### Problem to solve
Using the material below, copy every line where "that" appears.

### Supplied material
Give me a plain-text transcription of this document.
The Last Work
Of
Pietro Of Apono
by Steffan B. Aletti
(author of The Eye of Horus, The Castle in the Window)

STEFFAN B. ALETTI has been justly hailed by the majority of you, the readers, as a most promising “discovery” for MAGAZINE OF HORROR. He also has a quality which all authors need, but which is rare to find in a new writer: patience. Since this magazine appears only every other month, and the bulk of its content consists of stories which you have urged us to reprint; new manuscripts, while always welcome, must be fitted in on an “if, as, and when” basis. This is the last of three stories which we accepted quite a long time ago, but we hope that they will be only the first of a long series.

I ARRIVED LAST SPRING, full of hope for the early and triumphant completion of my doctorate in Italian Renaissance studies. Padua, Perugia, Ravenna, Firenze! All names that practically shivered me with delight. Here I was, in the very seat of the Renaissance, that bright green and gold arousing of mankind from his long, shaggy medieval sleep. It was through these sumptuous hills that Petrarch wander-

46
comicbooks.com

### Exercise output
STEFFAN B. ALETTI has been justly hailed by the majority of you, the readers, as a most promising “discovery” for MAGAZINE OF HORROR. He also has a quality which all authors need, but which is rare to find in a new writer: patience. Since this magazine appears only every other month, and the bulk of its content consists of stories which you have urged us to reprint; new manuscripts, while always welcome, must be fitted in on an “if, as, and when” basis. This is the last of three stories which we accepted quite a long time ago, but we hope that they will be only the first of a long series.
I ARRIVED LAST SPRING, full of hope for the early and triumphant completion of my doctorate in Italian Renaissance studies. Padua, Perugia, Ravenna, Firenze! All names that practically shivered me with delight. Here I was, in the very seat of the Renaissance, that bright green and gold arousing of mankind from his long, shaggy medieval sleep. It was through these sumptuous hills that Petrarch wander-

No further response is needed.